• _Request_:
From the entries below, tally how many lines contain "illud" and report only that figure.

[Entries from a dataset]
########
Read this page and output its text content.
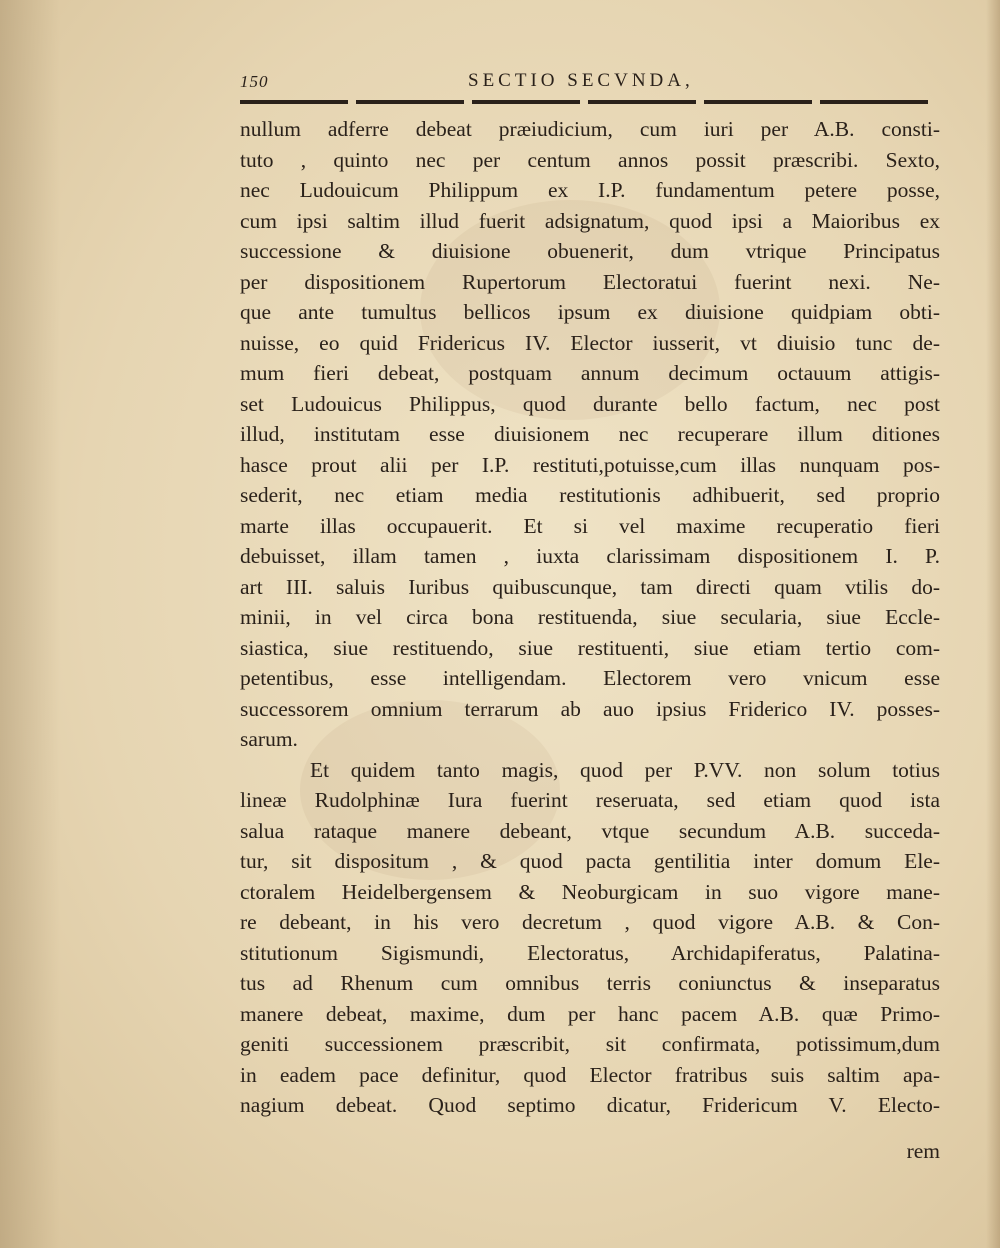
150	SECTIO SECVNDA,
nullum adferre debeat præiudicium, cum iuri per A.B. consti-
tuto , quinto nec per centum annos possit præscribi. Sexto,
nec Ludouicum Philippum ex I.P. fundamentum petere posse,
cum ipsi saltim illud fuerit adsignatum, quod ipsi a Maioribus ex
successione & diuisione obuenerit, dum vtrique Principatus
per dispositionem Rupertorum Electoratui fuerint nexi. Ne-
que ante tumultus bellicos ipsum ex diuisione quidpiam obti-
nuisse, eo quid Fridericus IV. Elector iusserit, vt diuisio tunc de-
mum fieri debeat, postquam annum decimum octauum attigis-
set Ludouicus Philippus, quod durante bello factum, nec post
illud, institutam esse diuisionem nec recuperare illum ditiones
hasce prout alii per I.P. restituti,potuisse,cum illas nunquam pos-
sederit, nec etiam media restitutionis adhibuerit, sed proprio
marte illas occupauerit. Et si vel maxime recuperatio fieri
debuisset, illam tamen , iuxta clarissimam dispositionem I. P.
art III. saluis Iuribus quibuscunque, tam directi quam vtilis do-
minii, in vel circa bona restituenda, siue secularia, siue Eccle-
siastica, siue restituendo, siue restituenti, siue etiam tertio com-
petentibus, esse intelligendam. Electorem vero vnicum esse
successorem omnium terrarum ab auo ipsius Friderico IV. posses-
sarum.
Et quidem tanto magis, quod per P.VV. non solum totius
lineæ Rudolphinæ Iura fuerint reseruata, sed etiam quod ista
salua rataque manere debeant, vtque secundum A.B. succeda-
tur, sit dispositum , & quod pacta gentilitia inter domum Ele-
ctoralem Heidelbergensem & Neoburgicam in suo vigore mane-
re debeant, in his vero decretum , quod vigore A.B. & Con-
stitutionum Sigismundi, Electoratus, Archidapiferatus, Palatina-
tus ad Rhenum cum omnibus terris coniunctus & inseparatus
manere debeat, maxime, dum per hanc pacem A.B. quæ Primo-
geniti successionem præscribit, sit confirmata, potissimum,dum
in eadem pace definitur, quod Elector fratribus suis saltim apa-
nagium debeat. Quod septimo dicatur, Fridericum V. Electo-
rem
########
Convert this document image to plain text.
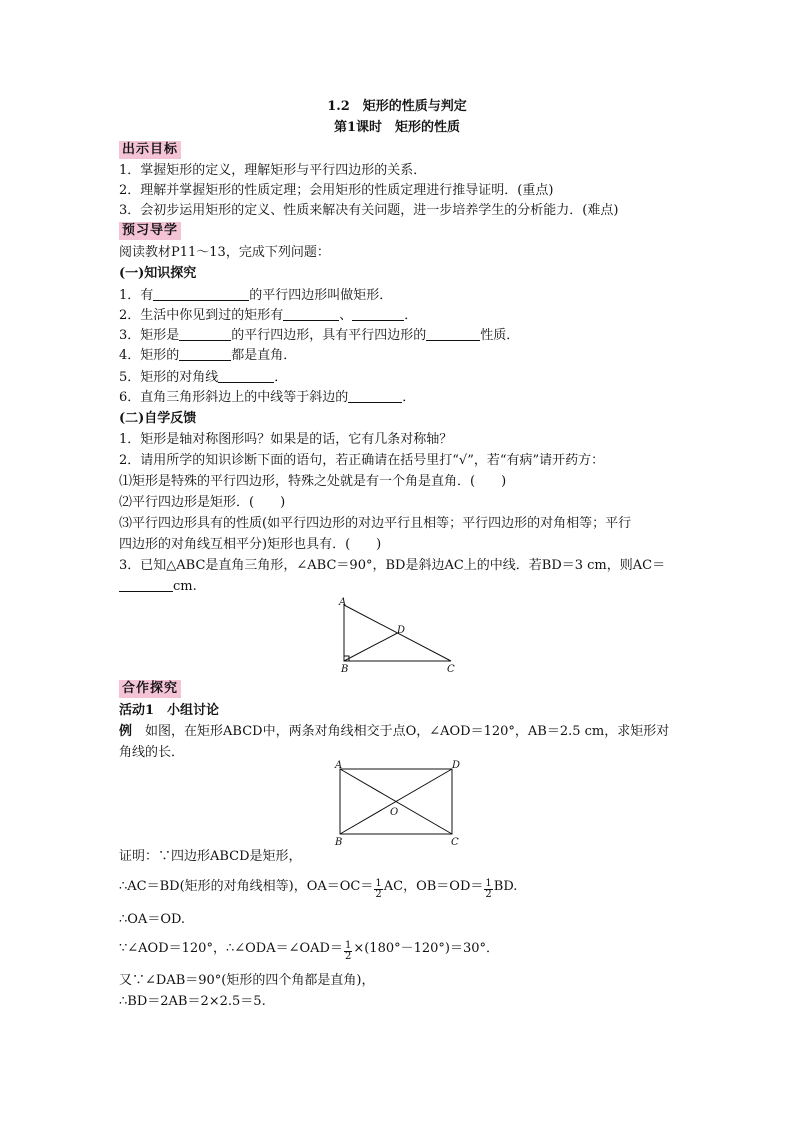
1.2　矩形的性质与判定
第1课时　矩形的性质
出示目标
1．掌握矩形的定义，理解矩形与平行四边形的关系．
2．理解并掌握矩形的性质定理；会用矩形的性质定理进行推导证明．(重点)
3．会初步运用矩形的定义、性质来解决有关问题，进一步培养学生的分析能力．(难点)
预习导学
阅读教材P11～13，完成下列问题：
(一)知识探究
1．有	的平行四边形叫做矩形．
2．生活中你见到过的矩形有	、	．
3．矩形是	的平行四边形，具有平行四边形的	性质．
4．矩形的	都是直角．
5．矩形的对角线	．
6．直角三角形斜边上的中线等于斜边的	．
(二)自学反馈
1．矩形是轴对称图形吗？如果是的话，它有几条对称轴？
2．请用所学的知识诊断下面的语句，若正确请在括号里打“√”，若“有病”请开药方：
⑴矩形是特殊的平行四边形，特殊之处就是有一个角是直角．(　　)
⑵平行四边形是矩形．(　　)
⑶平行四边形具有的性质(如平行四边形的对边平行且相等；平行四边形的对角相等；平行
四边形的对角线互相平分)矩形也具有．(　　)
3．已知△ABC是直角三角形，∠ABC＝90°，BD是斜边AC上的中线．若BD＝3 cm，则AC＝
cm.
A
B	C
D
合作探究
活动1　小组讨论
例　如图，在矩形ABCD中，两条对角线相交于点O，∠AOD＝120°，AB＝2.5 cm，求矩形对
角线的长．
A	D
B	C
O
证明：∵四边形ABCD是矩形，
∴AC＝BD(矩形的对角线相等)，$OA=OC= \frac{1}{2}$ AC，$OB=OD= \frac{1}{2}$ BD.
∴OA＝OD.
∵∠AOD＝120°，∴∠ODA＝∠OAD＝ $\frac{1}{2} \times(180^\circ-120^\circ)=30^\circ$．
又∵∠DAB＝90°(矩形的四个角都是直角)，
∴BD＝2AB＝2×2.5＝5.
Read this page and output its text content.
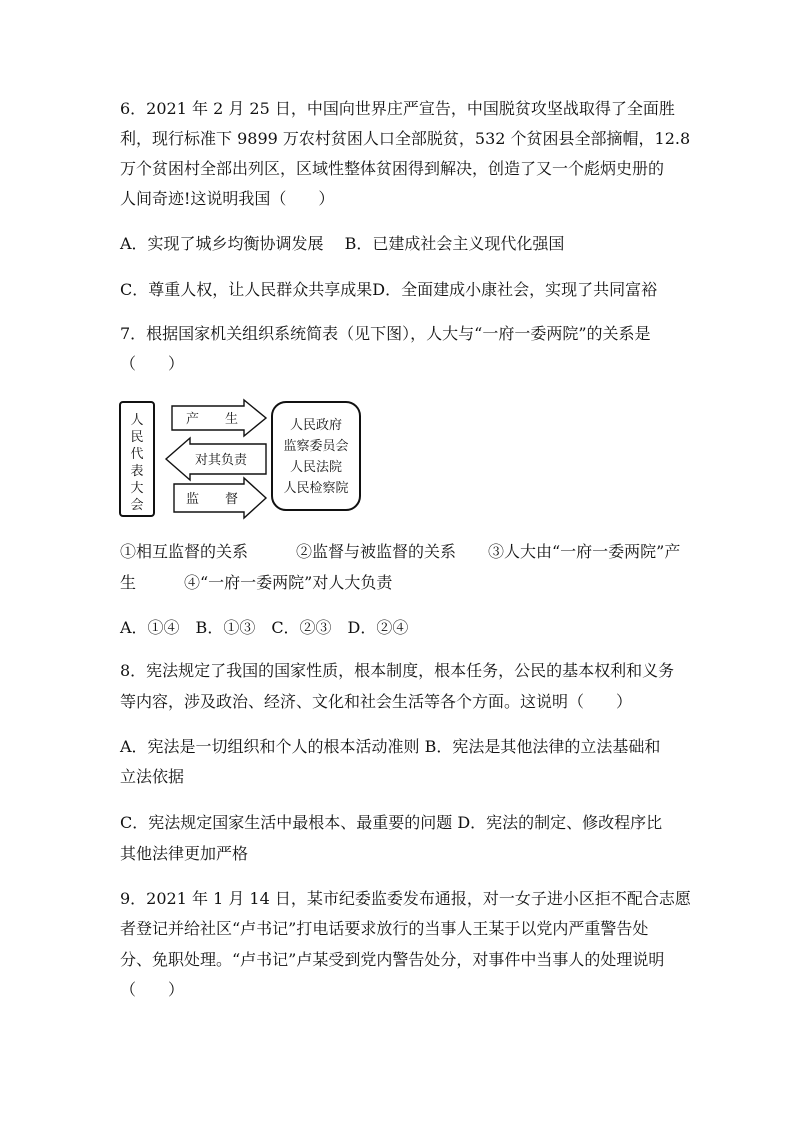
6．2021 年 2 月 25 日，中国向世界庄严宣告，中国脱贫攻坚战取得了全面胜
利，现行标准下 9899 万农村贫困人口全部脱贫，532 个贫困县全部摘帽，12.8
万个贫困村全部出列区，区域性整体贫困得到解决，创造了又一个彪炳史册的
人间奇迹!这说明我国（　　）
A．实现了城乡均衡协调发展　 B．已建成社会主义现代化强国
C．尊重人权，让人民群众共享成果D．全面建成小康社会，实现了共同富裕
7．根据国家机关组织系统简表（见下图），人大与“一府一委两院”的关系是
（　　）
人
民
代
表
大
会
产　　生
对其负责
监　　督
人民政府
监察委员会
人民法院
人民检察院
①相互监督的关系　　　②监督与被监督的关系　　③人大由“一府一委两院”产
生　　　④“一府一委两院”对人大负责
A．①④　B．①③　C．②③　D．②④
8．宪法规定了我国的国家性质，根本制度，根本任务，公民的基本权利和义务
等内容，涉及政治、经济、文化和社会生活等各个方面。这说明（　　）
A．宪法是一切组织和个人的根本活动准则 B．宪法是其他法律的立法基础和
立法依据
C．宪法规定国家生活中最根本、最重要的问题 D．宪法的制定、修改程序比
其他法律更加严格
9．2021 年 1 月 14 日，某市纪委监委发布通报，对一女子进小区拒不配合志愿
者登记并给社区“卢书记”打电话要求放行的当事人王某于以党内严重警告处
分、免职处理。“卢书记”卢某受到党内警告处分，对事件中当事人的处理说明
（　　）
########
• _Solution below_:
2